▶ EXERCISE DETAILS
From the entries below, tally how many lines contain "リニューアル品番" and report only that figure.

** start **

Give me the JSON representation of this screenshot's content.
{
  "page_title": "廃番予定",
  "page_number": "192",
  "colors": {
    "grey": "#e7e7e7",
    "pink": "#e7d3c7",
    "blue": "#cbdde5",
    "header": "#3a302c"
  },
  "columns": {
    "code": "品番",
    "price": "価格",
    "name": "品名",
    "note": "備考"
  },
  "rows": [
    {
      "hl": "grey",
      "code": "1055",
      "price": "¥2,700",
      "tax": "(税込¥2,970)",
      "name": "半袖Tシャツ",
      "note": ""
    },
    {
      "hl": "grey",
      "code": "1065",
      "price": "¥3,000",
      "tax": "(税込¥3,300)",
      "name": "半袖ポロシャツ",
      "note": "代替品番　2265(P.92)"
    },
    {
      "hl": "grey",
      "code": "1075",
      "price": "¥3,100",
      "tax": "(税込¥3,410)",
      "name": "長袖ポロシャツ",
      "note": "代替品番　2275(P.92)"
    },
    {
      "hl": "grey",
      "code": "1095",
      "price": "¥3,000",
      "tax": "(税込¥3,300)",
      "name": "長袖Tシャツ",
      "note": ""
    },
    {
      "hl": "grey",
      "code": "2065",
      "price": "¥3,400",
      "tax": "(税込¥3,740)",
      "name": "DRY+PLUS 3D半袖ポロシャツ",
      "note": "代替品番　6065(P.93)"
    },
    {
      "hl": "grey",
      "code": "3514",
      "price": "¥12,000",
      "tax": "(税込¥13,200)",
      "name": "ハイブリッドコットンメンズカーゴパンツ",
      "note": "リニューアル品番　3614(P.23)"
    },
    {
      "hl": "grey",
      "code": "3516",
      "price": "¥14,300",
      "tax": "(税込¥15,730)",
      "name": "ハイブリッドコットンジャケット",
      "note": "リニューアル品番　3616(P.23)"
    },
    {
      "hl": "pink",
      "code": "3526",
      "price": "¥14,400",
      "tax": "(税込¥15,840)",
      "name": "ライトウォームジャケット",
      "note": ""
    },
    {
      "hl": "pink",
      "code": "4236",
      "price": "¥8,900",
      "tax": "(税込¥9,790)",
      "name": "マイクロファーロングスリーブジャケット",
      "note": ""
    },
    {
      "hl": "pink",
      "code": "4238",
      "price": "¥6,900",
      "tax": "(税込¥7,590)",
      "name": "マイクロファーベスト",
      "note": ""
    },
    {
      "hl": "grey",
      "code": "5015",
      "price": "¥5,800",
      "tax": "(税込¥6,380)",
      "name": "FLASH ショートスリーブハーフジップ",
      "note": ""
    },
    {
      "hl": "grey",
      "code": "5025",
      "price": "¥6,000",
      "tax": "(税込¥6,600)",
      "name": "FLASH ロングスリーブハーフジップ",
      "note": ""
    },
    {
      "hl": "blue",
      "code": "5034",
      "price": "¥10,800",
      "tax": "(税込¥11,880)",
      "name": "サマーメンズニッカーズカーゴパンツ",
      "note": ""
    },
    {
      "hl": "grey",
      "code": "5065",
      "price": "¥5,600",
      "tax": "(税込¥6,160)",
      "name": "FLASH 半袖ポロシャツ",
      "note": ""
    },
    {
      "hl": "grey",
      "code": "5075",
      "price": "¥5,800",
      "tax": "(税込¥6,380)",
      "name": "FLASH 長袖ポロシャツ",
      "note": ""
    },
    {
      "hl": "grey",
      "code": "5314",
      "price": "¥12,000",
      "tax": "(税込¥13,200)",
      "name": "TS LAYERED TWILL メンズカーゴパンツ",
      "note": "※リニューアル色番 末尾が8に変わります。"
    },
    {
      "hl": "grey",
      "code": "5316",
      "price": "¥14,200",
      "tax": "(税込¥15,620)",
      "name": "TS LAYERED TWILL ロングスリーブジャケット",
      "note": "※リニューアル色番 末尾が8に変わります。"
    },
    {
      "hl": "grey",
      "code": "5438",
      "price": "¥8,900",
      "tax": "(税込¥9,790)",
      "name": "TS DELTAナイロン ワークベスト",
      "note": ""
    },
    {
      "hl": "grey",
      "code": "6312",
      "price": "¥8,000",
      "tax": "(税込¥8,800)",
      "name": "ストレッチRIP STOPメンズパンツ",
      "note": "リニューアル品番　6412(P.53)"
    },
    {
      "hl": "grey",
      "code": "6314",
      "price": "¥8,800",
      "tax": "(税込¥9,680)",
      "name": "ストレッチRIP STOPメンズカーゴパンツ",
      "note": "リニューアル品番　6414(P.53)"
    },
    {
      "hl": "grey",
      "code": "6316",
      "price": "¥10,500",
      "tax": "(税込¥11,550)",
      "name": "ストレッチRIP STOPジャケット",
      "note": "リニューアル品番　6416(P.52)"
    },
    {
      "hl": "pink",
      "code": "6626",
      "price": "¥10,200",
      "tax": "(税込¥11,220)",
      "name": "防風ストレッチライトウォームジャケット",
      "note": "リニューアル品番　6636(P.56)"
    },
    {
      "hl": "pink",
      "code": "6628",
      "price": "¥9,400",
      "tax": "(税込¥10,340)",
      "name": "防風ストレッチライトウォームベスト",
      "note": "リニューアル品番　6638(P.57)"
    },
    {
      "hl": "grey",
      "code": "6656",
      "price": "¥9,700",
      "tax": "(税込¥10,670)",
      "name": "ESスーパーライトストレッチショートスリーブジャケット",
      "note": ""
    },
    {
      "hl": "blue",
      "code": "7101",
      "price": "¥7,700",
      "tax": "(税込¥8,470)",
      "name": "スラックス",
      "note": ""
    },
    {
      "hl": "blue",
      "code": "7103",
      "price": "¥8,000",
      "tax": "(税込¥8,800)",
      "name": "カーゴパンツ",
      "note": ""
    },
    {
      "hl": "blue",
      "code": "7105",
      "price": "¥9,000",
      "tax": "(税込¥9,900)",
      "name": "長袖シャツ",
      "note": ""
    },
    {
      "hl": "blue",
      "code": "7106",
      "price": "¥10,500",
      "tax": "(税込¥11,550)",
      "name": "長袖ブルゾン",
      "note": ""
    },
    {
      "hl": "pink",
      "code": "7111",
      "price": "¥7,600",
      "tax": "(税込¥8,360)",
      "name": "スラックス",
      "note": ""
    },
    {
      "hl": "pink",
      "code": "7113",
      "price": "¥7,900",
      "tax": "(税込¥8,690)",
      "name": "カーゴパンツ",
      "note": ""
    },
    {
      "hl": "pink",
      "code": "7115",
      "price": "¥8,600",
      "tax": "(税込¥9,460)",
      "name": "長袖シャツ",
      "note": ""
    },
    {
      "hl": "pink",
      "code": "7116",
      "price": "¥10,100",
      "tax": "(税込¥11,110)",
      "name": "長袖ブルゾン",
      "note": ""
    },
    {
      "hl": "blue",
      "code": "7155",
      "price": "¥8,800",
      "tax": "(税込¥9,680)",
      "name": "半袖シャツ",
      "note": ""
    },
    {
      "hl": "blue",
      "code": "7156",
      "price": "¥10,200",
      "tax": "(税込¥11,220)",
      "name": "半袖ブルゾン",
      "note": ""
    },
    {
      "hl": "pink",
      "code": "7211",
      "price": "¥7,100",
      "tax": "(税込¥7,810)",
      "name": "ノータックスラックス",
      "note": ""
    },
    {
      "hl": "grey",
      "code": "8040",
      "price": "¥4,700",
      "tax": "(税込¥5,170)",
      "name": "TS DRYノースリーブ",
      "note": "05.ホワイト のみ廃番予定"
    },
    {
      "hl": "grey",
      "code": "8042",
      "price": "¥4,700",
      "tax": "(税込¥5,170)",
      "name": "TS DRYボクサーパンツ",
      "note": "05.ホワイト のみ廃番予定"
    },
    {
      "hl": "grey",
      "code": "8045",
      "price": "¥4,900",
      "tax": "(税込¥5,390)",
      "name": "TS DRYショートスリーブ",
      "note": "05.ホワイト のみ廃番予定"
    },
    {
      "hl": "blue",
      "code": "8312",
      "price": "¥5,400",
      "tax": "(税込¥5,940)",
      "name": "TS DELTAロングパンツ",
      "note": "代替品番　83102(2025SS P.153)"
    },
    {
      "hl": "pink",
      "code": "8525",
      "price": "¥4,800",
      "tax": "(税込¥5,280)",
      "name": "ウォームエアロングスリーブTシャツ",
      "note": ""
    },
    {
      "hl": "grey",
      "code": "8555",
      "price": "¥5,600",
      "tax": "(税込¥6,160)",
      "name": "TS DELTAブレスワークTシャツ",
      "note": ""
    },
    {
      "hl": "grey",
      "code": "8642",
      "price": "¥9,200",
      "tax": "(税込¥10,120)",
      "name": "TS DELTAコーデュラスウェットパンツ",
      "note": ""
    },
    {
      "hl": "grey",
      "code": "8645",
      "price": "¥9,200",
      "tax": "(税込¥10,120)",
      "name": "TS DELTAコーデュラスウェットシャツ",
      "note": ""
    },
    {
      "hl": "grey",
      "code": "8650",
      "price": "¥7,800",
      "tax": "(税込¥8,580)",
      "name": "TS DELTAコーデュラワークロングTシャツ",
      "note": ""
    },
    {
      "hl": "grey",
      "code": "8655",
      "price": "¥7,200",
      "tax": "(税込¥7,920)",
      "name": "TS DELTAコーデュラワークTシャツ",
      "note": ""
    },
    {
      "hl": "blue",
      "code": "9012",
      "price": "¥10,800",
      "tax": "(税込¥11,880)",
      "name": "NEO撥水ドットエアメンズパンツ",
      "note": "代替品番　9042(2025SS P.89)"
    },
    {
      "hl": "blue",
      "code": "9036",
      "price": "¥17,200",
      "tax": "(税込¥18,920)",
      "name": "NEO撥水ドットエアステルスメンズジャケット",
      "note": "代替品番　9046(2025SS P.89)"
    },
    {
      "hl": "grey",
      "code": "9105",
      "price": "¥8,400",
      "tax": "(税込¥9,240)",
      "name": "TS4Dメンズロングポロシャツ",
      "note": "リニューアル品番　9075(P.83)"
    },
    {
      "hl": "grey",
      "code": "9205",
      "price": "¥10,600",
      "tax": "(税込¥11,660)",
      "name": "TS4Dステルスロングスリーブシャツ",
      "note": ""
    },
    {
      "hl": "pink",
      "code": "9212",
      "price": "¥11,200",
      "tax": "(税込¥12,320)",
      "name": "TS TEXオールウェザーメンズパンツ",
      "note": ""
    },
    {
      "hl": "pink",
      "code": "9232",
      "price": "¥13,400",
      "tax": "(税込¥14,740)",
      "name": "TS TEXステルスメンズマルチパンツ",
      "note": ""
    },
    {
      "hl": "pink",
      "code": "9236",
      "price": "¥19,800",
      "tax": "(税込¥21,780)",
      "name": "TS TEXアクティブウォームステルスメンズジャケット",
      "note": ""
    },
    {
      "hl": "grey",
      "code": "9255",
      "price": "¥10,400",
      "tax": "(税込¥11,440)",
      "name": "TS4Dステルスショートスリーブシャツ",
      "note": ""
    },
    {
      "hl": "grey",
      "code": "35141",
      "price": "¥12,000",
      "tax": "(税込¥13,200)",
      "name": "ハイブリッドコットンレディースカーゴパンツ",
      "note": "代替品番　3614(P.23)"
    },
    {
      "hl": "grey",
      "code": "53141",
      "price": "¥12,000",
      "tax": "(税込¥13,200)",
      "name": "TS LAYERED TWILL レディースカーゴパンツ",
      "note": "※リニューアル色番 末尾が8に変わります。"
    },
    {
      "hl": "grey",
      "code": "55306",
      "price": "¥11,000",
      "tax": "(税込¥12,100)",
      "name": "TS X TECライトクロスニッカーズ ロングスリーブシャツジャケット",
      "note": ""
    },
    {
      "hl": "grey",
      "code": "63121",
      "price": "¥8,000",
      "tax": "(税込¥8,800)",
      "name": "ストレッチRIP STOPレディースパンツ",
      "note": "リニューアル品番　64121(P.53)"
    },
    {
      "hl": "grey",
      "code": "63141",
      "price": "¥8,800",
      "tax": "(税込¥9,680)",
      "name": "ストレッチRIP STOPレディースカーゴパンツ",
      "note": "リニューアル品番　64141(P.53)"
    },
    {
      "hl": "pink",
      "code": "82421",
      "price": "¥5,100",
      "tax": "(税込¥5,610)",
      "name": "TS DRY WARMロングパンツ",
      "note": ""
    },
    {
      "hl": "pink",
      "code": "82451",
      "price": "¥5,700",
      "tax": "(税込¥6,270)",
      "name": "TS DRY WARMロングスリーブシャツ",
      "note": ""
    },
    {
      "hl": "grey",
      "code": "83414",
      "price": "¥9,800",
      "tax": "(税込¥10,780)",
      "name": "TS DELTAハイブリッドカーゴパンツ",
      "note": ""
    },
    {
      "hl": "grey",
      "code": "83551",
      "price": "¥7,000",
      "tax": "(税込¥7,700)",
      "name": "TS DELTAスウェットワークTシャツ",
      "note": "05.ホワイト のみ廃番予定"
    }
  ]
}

** end **

▶ TASK RESPONSE
10